- [DATASET EXTRACT]:
----

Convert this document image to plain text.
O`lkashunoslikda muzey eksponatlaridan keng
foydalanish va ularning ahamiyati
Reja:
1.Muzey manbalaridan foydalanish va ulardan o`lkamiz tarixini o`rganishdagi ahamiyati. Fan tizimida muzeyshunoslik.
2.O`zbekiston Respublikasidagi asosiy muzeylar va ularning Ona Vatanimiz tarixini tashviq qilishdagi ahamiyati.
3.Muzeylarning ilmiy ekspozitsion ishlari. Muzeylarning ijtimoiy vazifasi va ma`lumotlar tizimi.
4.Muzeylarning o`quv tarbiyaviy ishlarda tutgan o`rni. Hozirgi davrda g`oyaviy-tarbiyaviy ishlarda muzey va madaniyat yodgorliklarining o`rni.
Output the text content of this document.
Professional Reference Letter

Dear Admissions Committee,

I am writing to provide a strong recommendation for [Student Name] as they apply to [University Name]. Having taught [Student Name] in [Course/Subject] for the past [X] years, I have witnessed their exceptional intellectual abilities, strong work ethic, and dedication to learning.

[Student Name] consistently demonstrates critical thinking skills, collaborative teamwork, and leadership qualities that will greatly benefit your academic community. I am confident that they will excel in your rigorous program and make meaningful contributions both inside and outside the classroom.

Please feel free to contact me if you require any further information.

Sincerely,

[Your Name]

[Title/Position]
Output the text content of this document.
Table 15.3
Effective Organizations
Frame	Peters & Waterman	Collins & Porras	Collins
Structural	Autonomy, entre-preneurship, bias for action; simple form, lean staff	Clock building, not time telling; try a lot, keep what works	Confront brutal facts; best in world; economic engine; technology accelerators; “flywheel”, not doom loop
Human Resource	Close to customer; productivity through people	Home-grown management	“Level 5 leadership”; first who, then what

----

- [EXERCISE DIRECTIONS]: Using the listing, collect all lines in which the string "Student" is found.

- [SOLUTION FOR THIS TASK]:
I am writing to provide a strong recommendation for [Student Name] as they apply to [University Name]. Having taught [Student Name] in [Course/Subject] for the past [X] years, I have witnessed their exceptional intellectual abilities, strong work ethic, and dedication to learning.
[Student Name] consistently demonstrates critical thinking skills, collaborative teamwork, and leadership qualities that will greatly benefit your academic community. I am confident that they will excel in your rigorous program and make meaningful contributions both inside and outside the classroom.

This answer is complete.